[Source data]
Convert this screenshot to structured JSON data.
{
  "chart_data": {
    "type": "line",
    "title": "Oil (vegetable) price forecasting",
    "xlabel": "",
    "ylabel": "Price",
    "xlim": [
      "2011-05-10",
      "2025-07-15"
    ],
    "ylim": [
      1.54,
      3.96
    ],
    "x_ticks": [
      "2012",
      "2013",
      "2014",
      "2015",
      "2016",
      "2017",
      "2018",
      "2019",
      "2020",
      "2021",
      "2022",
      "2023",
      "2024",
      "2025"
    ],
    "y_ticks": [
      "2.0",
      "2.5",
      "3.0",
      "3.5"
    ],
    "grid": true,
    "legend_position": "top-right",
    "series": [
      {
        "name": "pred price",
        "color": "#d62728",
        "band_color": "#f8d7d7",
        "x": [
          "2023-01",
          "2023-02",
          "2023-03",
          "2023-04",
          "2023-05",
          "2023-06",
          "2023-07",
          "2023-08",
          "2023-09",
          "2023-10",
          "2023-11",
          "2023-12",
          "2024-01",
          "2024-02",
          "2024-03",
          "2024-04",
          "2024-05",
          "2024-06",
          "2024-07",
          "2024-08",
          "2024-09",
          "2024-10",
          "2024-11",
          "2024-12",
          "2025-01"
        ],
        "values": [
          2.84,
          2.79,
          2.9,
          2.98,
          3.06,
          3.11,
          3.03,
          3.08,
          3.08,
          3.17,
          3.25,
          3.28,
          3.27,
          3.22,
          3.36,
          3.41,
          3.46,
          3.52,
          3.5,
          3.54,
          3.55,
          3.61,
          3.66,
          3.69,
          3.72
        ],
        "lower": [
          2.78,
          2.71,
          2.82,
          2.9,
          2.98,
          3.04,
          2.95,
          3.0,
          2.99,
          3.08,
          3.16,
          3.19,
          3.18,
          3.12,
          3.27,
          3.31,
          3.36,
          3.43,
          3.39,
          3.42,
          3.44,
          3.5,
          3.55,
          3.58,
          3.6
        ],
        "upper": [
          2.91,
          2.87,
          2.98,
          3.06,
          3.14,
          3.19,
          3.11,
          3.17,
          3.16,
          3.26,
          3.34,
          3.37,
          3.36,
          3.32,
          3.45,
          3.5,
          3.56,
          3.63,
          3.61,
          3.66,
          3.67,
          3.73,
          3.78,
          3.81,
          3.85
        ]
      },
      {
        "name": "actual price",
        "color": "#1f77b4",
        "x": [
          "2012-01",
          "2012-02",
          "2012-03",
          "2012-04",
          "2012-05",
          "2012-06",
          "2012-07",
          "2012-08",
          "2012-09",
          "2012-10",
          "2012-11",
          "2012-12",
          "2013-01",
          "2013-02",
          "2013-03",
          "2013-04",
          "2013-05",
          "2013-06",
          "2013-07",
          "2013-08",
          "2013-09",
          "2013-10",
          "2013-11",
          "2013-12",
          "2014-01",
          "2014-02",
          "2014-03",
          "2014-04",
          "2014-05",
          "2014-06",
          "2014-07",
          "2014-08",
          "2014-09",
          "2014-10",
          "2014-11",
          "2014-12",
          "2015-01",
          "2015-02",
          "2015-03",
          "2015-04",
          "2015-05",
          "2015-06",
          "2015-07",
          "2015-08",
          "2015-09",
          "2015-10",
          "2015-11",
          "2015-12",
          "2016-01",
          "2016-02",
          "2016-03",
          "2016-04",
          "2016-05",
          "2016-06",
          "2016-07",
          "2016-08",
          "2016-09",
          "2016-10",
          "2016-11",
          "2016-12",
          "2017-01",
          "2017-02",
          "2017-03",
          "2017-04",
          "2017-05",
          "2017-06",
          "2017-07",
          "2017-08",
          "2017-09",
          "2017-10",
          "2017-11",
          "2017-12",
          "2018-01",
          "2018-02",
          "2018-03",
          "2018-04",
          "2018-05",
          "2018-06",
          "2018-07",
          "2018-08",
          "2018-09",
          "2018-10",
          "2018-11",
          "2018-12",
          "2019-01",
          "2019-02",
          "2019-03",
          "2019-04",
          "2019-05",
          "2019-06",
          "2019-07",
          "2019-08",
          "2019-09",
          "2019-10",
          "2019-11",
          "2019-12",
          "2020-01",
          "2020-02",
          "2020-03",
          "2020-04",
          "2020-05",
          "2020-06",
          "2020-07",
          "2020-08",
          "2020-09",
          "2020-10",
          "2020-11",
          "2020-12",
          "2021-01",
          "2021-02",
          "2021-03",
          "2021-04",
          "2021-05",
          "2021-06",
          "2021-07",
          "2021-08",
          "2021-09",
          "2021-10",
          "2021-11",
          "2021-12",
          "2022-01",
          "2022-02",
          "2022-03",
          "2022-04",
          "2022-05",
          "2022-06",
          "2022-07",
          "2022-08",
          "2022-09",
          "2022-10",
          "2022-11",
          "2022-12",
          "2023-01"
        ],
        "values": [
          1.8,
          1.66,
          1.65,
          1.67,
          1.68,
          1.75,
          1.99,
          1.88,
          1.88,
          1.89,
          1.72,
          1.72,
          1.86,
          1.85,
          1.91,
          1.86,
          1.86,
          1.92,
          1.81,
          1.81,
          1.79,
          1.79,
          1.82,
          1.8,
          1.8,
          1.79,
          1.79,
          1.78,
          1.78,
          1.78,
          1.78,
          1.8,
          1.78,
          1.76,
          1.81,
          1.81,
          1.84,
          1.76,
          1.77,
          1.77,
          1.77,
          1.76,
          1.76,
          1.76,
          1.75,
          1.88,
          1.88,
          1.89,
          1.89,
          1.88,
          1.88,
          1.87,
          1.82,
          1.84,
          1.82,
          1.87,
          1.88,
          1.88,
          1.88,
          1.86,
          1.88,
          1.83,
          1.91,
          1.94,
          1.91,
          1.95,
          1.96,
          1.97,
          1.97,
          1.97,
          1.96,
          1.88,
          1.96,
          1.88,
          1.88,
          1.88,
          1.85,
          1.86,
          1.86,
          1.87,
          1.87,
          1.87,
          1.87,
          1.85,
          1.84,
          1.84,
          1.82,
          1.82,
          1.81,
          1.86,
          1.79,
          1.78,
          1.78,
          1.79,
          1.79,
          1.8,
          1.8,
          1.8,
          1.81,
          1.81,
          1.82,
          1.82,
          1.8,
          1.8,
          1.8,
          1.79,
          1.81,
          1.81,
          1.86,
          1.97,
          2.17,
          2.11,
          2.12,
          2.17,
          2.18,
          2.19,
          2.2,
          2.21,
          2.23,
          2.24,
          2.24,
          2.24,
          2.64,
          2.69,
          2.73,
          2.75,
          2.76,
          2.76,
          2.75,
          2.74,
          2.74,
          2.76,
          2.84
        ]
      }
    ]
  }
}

Written problem
Reproduce the data, keeping every line exactly the same.

Response below
Convert this screenshot to structured JSON data.
{
  "chart_data": {
    "type": "line",
    "title": "Oil (vegetable) price forecasting",
    "xlabel": "",
    "ylabel": "Price",
    "xlim": [
      "2011-05-10",
      "2025-07-15"
    ],
    "ylim": [
      1.54,
      3.96
    ],
    "x_ticks": [
      "2012",
      "2013",
      "2014",
      "2015",
      "2016",
      "2017",
      "2018",
      "2019",
      "2020",
      "2021",
      "2022",
      "2023",
      "2024",
      "2025"
    ],
    "y_ticks": [
      "2.0",
      "2.5",
      "3.0",
      "3.5"
    ],
    "grid": true,
    "legend_position": "top-right",
    "series": [
      {
        "name": "pred price",
        "color": "#d62728",
        "band_color": "#f8d7d7",
        "x": [
          "2023-01",
          "2023-02",
          "2023-03",
          "2023-04",
          "2023-05",
          "2023-06",
          "2023-07",
          "2023-08",
          "2023-09",
          "2023-10",
          "2023-11",
          "2023-12",
          "2024-01",
          "2024-02",
          "2024-03",
          "2024-04",
          "2024-05",
          "2024-06",
          "2024-07",
          "2024-08",
          "2024-09",
          "2024-10",
          "2024-11",
          "2024-12",
          "2025-01"
        ],
        "values": [
          2.84,
          2.79,
          2.9,
          2.98,
          3.06,
          3.11,
          3.03,
          3.08,
          3.08,
          3.17,
          3.25,
          3.28,
          3.27,
          3.22,
          3.36,
          3.41,
          3.46,
          3.52,
          3.5,
          3.54,
          3.55,
          3.61,
          3.66,
          3.69,
          3.72
        ],
        "lower": [
          2.78,
          2.71,
          2.82,
          2.9,
          2.98,
          3.04,
          2.95,
          3.0,
          2.99,
          3.08,
          3.16,
          3.19,
          3.18,
          3.12,
          3.27,
          3.31,
          3.36,
          3.43,
          3.39,
          3.42,
          3.44,
          3.5,
          3.55,
          3.58,
          3.6
        ],
        "upper": [
          2.91,
          2.87,
          2.98,
          3.06,
          3.14,
          3.19,
          3.11,
          3.17,
          3.16,
          3.26,
          3.34,
          3.37,
          3.36,
          3.32,
          3.45,
          3.5,
          3.56,
          3.63,
          3.61,
          3.66,
          3.67,
          3.73,
          3.78,
          3.81,
          3.85
        ]
      },
      {
        "name": "actual price",
        "color": "#1f77b4",
        "x": [
          "2012-01",
          "2012-02",
          "2012-03",
          "2012-04",
          "2012-05",
          "2012-06",
          "2012-07",
          "2012-08",
          "2012-09",
          "2012-10",
          "2012-11",
          "2012-12",
          "2013-01",
          "2013-02",
          "2013-03",
          "2013-04",
          "2013-05",
          "2013-06",
          "2013-07",
          "2013-08",
          "2013-09",
          "2013-10",
          "2013-11",
          "2013-12",
          "2014-01",
          "2014-02",
          "2014-03",
          "2014-04",
          "2014-05",
          "2014-06",
          "2014-07",
          "2014-08",
          "2014-09",
          "2014-10",
          "2014-11",
          "2014-12",
          "2015-01",
          "2015-02",
          "2015-03",
          "2015-04",
          "2015-05",
          "2015-06",
          "2015-07",
          "2015-08",
          "2015-09",
          "2015-10",
          "2015-11",
          "2015-12",
          "2016-01",
          "2016-02",
          "2016-03",
          "2016-04",
          "2016-05",
          "2016-06",
          "2016-07",
          "2016-08",
          "2016-09",
          "2016-10",
          "2016-11",
          "2016-12",
          "2017-01",
          "2017-02",
          "2017-03",
          "2017-04",
          "2017-05",
          "2017-06",
          "2017-07",
          "2017-08",
          "2017-09",
          "2017-10",
          "2017-11",
          "2017-12",
          "2018-01",
          "2018-02",
          "2018-03",
          "2018-04",
          "2018-05",
          "2018-06",
          "2018-07",
          "2018-08",
          "2018-09",
          "2018-10",
          "2018-11",
          "2018-12",
          "2019-01",
          "2019-02",
          "2019-03",
          "2019-04",
          "2019-05",
          "2019-06",
          "2019-07",
          "2019-08",
          "2019-09",
          "2019-10",
          "2019-11",
          "2019-12",
          "2020-01",
          "2020-02",
          "2020-03",
          "2020-04",
          "2020-05",
          "2020-06",
          "2020-07",
          "2020-08",
          "2020-09",
          "2020-10",
          "2020-11",
          "2020-12",
          "2021-01",
          "2021-02",
          "2021-03",
          "2021-04",
          "2021-05",
          "2021-06",
          "2021-07",
          "2021-08",
          "2021-09",
          "2021-10",
          "2021-11",
          "2021-12",
          "2022-01",
          "2022-02",
          "2022-03",
          "2022-04",
          "2022-05",
          "2022-06",
          "2022-07",
          "2022-08",
          "2022-09",
          "2022-10",
          "2022-11",
          "2022-12",
          "2023-01"
        ],
        "values": [
          1.8,
          1.66,
          1.65,
          1.67,
          1.68,
          1.75,
          1.99,
          1.88,
          1.88,
          1.89,
          1.72,
          1.72,
          1.86,
          1.85,
          1.91,
          1.86,
          1.86,
          1.92,
          1.81,
          1.81,
          1.79,
          1.79,
          1.82,
          1.8,
          1.8,
          1.79,
          1.79,
          1.78,
          1.78,
          1.78,
          1.78,
          1.8,
          1.78,
          1.76,
          1.81,
          1.81,
          1.84,
          1.76,
          1.77,
          1.77,
          1.77,
          1.76,
          1.76,
          1.76,
          1.75,
          1.88,
          1.88,
          1.89,
          1.89,
          1.88,
          1.88,
          1.87,
          1.82,
          1.84,
          1.82,
          1.87,
          1.88,
          1.88,
          1.88,
          1.86,
          1.88,
          1.83,
          1.91,
          1.94,
          1.91,
          1.95,
          1.96,
          1.97,
          1.97,
          1.97,
          1.96,
          1.88,
          1.96,
          1.88,
          1.88,
          1.88,
          1.85,
          1.86,
          1.86,
          1.87,
          1.87,
          1.87,
          1.87,
          1.85,
          1.84,
          1.84,
          1.82,
          1.82,
          1.81,
          1.86,
          1.79,
          1.78,
          1.78,
          1.79,
          1.79,
          1.8,
          1.8,
          1.8,
          1.81,
          1.81,
          1.82,
          1.82,
          1.8,
          1.8,
          1.8,
          1.79,
          1.81,
          1.81,
          1.86,
          1.97,
          2.17,
          2.11,
          2.12,
          2.17,
          2.18,
          2.19,
          2.2,
          2.21,
          2.23,
          2.24,
          2.24,
          2.24,
          2.64,
          2.69,
          2.73,
          2.75,
          2.76,
          2.76,
          2.75,
          2.74,
          2.74,
          2.76,
          2.84
        ]
      }
    ]
  }
}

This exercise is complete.